YOUR OBJECTIVE: For the material that follows, list every line containing the word "रहकरण".

THE INPUT:
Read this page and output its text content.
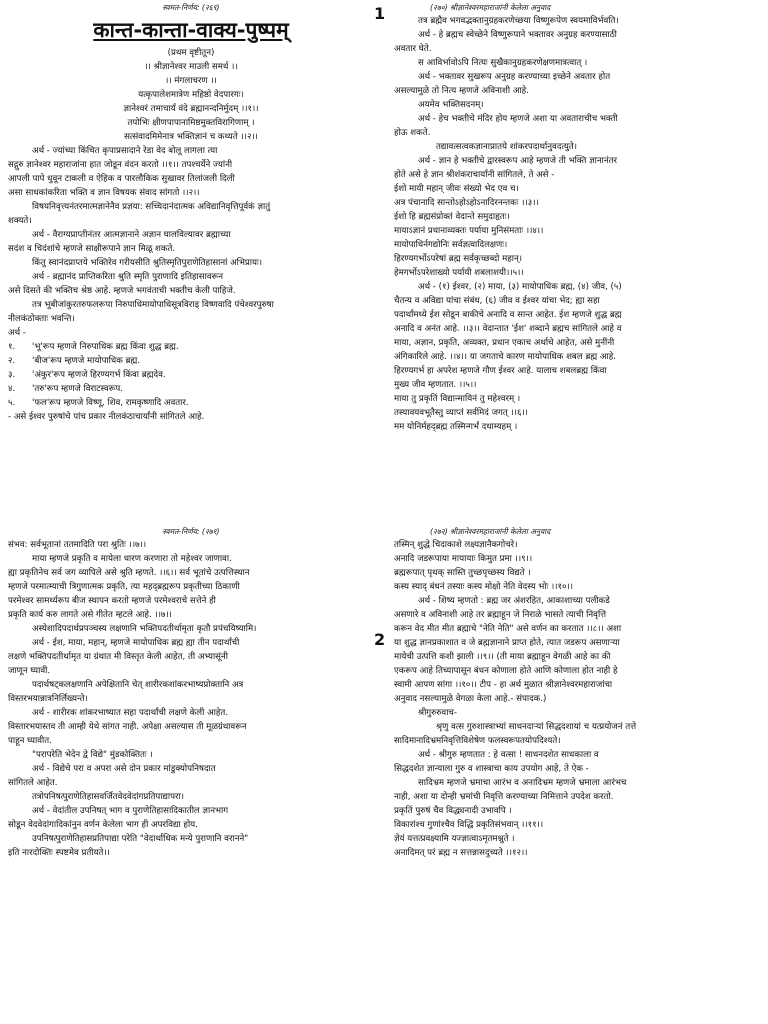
1
2
स्वमत-निर्णय: (२६९)
कान्त-कान्ता-वाक्य-पुष्पम्
(प्रथम वृष्टीतून)
।। श्रीज्ञानेश्वर माउली समर्थ ।।
।। मंगलाचरण ।।
यत्कृपालेशमात्रेण महिष्ठो वेदपारगः।
ज्ञानेश्वरं तमाचार्यं वंदे ब्रह्मानन्दनिर्मुदम् ।।१।।
तपोभिः क्षीणपापानामिष्ठमुक्तविरागिणाम् ।
सत्संवादमिमेनात्र भक्तिज्ञानं च कथ्यते ।।२।।
अर्थ - ज्यांच्या किंचित कृपाप्रसादाने रेडा वेद बोलू लागला त्या
सद्गुरु ज्ञानेश्वर महाराजांना हात जोडून वंदन करतो ।।१।। तपश्चर्येने ज्यांनी
आपली पापे धुवून टाकली व ऐहिक व पारलौकिक सुखावर तिलांजली दिली
असा साधकांकरिता भक्ति व ज्ञान विषयक संवाद सांगतो ।।२।।
विषयनिवृत्त्यनंतरमात्मज्ञानेनैव प्रज्ञया: सच्चिदानंदात्मक अविद्यानिवृत्तिपूर्वकं ज्ञातुं
शक्यते।
अर्थ - वैराग्यप्राप्तीनंतर आत्मज्ञानाने अज्ञान घालविल्यावर ब्रह्माच्या
सदंश व चिदंशांचे म्हणजे साक्षीरूपाने ज्ञान मिळू शकते.
किंतु स्वानंदप्राप्तये भक्तिरेव गरीयसीति श्रुतिस्मृतिपुराणेतिहासानां अभिप्रायः।
अर्थ - ब्रह्मानंद प्राप्तिकरिता श्रुति स्मृति पुराणादि इतिहासावरून
असे दिसते की भक्तिच श्रेष्ठ आहे. म्हणजे भगवंताची भक्तीच केली पाहिजे.
तत्र भूबीजांकुरतरुफलरूपा निरुपाधिमायोपाधिसूत्रविराड् विष्णवादि पंचेश्वरपुरुषा
नीलकंठोक्ताः भवन्ति।
अर्थ -
१.	'भू'रूप म्हणजे निरुपाधिक ब्रह्म किंवा शुद्ध ब्रह्म.
२.	'बीज'रूप म्हणजे मायोपाधिक ब्रह्म.
३.	'अंकुर'रूप म्हणजे हिरण्यगर्भ किंवा ब्रह्मदेव.
४.	'तरु'रूप म्हणजे विराटस्वरूप.
५.	'फल'रूप म्हणजे विष्णू, शिव, रामकृष्णादि अवतार.
- असे ईश्वर पुरुषांचे पांच प्रकार नीलकंठाचार्यांनी सांगितले आहे.
(२७०) श्रीज्ञानेश्वरमहाराजांनी केलेला अनुवाद
तत्र ब्रह्मैव भगवद्भक्तानुग्रहकरणेच्छया विष्णुरूपेण स्वयमाविर्भवति।
अर्थ - हे ब्रह्मच स्वेच्छेने विष्णुरूपाने भक्तावर अनुग्रह करण्यासाठी
अवतार घेते.
स आविर्भावोऽपि नित्यः सुखैकानुग्रहकरणेक्षणमात्रत्वात् ।
अर्थ - भक्तावर सुखरूप अनुग्रह करण्याच्या इच्छेने अवतार होत
असल्यामुळे तो नित्य म्हणजे अविनाशी आहे.
अयमेव भक्तिसदनम्।
अर्थ - हेच भक्तीचे मंदिर होय म्हणजे अशा या अवताराचीच भक्ती
होऊ शकते.
तद्यावत्सत्वकज्ञानाप्रातये शांकरपदार्थानुवदत्युते।
अर्थ - ज्ञान हे भक्तीचे द्वारस्वरूप आहे म्हणजे ती भक्ति ज्ञानानंतर
होते असे हे ज्ञान श्रीशंकराचार्यांनी सांगितले, ते असे -
ईशो मायी महान् जीवः संख्यो भेद एव च।
अत्र पंचानादि सान्तोऽहोऽहोऽनादिरनन्तकः ।।३।।
ईशो हि ब्रह्मसंप्रोक्तं वेदान्ते समुदाहृतः।
मायाऽज्ञानं प्रधानाव्यक्तः पर्याया मुनिसंमताः ।।४।।
मायोपाधिर्नगद्योनिः सर्वज्ञत्वादिलक्षणः।
हिरण्यगर्भोऽपरेषां ब्रह्म सर्वकृच्छब्दो महान्।
हेमगर्भोऽपरेशाख्यो पर्यायी शबलाशयी।।५।।
अर्थ - (१) ईश्वर, (२) माया, (३) मायोपाधिक ब्रह्म, (४) जीव, (५)
चैतन्य व अविद्या यांचा संबंध, (६) जीव व ईश्वर यांचा भेद; ह्या सहा
पदार्थांमध्ये ईश सोडून बाकीचे अनादि व सान्त आहेत. ईश म्हणजे शुद्ध ब्रह्म
अनादि व अनंत आहे. ।।३।। वेदान्तात 'ईश' शब्दाने ब्रह्मच सांगितले आहे व
माया, अज्ञान, प्रकृति, अव्यक्त, प्रधान एकाच अर्थाचे आहेत, असे मुनींनी
अंगिकारिले आहे. ।।४।। या जगताचे कारण मायोपाधिक शबल ब्रह्म आहे.
हिरण्यगर्भ हा अपरेश म्हणजे गौण ईश्वर आहे. यालाच शबलब्रह्म किंवा
मुख्य जीव म्हणतात. ।।५।।
माया तु प्रकृतिं विद्यान्मायिनं तु महेश्वरम् ।
तस्यावयवभूतैस्तु व्याप्तं सर्वमिदं जगत् ।।६।।
मम योनिर्महद्ब्रह्म तस्मिन्गर्भं दधाम्यहम् ।
स्वमत-निर्णय: (२७१)
संभव: सर्वभूतानां ततमादिति परा श्रुतिः ।।७।।
माया म्हणजे प्रकृति व मायेला धारण करणारा तो महेश्वर जाणावा.
ह्या प्रकृतिनेच सर्व जग व्यापिले असे श्रुति म्हणते. ।।६।। सर्व भूतांचे उत्पत्तिस्थान
म्हणजे परमात्म्याची त्रिगुणात्मक प्रकृति, त्या महद्ब्रह्मरूप प्रकृतीच्या ठिकाणी
परमेश्वर सामर्थ्यरूप बीज स्थापन करतो म्हणजे परमेश्वराचे सत्तेने ही
प्रकृति कार्य करु लागते असे गीतेत म्हटले आहे. ।।७।।
अस्येशादिपदार्थप्रपञ्चस्य लक्षणानि भक्तिपदतीर्थामृता कृतौ प्रपंचयिष्यामि।
अर्थ - ईश, माया, महान्, म्हणजे मायोपाधिक ब्रह्म ह्या तीन पदार्थांची
लक्षणे भक्तिपदतीर्थामृत या ग्रंथात मी विस्तृत केली आहेत, ती अभ्यासूंनी
जाणून घ्यावी.
पदार्थषट्कलक्षणानि अपेक्षितानि चेत् शारीरकशांकरभाष्यप्रोक्तानि अत्र
विस्तरभयान्नात्रनिर्लिख्यन्ते।
अर्थ - शारीरक शांकरभाष्यात सहा पदार्थांची लक्षणे केली आहेत.
विस्तारभयास्तव ती आम्ही येथे सांगत नाही. अपेक्षा असल्यास ती मूळग्रंथावरून
पाहून घ्यावीत.
"परापरेति भेदेन द्वे विद्ये" मुंडकोक्तितः ।
अर्थ - विद्येचे परा व अपरा असे दोन प्रकार मांडुक्योपनिषदात
सांगितले आहेत.
तत्रोपनिषत्पुराणेतिहासवर्जितवेदवेदांगप्रतिपाद्यापरा।
अर्थ - वेदांतील उपनिषत् भाग व पुराणेतिहासादिकातील ज्ञानभाग
सोडून वेदवेदांगादिकांनुन वर्णन केलेला भाग ही अपरविद्या होय.
उपनिषत्पुराणेतिहासप्रतिपाद्या परेति "वेदार्थाधिक मन्ये पुराणानि वरानने"
इति नारदोक्तिः स्पष्टमेव प्रतीयते।।
(२७२) श्रीज्ञानेश्वरमहाराजांनी केलेला अनुवाद
तस्मिन् शुद्धे चिदाकाशे लक्ष्यज्ञानैकगोचरे।
अनादि जडरूपाया मायायाः किमुत प्रमा ।।९।।
ब्रह्मरूपात् पृथक् सास्ति तुच्छपृच्छस्य विद्यते ।
कस्य स्याद् बंधनं तस्याः कस्य मोक्षो नेति वेदस्य भोः ।।१०।।
अर्थ - शिष्य म्हणतो : ब्रह्म जर अंशरहित, आकाशाच्या पलीकडे
असणारे व अविनाशी आहे तर ब्रह्माहून जे निराळे भासते त्याची निवृत्ति
करून वेद मीत मीत ब्रह्माचे "नेति नेति" असे वर्णन का करतात ।।८।। अशा
या शुद्ध ज्ञानप्रकाशात व जे ब्रह्मज्ञानाने प्राप्त होते, त्यात जडरूप असणाऱ्या
मायेची उत्पत्ति कशी झाली ।।९।। (ती माया ब्रह्माहून वेगळी आहे का की
एकरूप आहे तिच्यापासून बंधन कोणाला होते आणि कोणाला होत नाही हे
स्वामी आपण सांगा ।।१०।। टीप - हा अर्थ मुळात श्रीज्ञानेश्वरमहाराजांचा
अनुवाद नसल्यामुळे वेगळा केला आहे.- संपादक.)
श्रीगुरुरुवाच-
श्रृणु वत्स गुरुशास्त्राभ्यां साधनदाऱ्यां सिद्धदशायां च यत्प्रयोजनं तत्ते
सादिमानादिभ्रमनिवृत्तिविशेषेण फलस्वरूपतयोपदिश्यते।
अर्थ - श्रीगुरु म्हणतात : हे वत्सा ! साधनदशेत साधकाला व
सिद्धदशेत ज्ञान्याला गुरु व शास्त्राचा काय उपयोग आहे, ते ऐक -
सादिभ्रम म्हणजे भ्रमाचा आरंभ व अनादिभ्रम म्हणजे भ्रमाला आरंभच
नाही, अशा या दोन्ही भ्रमांची निवृत्ति करण्याच्या निमित्ताने उपदेश करतो.
प्रकृतिं पुरुषं चैव विद्ध्यनादी उभावपि ।
विकारांश्च गुणांश्चैव विद्धि प्रकृतिसंभवान् ।।११।।
ज्ञेयं यत्तत्प्रवक्ष्यामि यज्ज्ञात्वाऽमृतमश्नुते ।
अनादिमत् परं ब्रह्म न सत्तन्नासदुच्यते ।।१२।।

ANSWER FOR THE TASK:
तत्र ब्रह्मैव भगवद्भक्तानुग्रहकरणेच्छया विष्णुरूपेण स्वयमाविर्भवति।
स आविर्भावोऽपि नित्यः सुखैकानुग्रहकरणेक्षणमात्रत्वात् ।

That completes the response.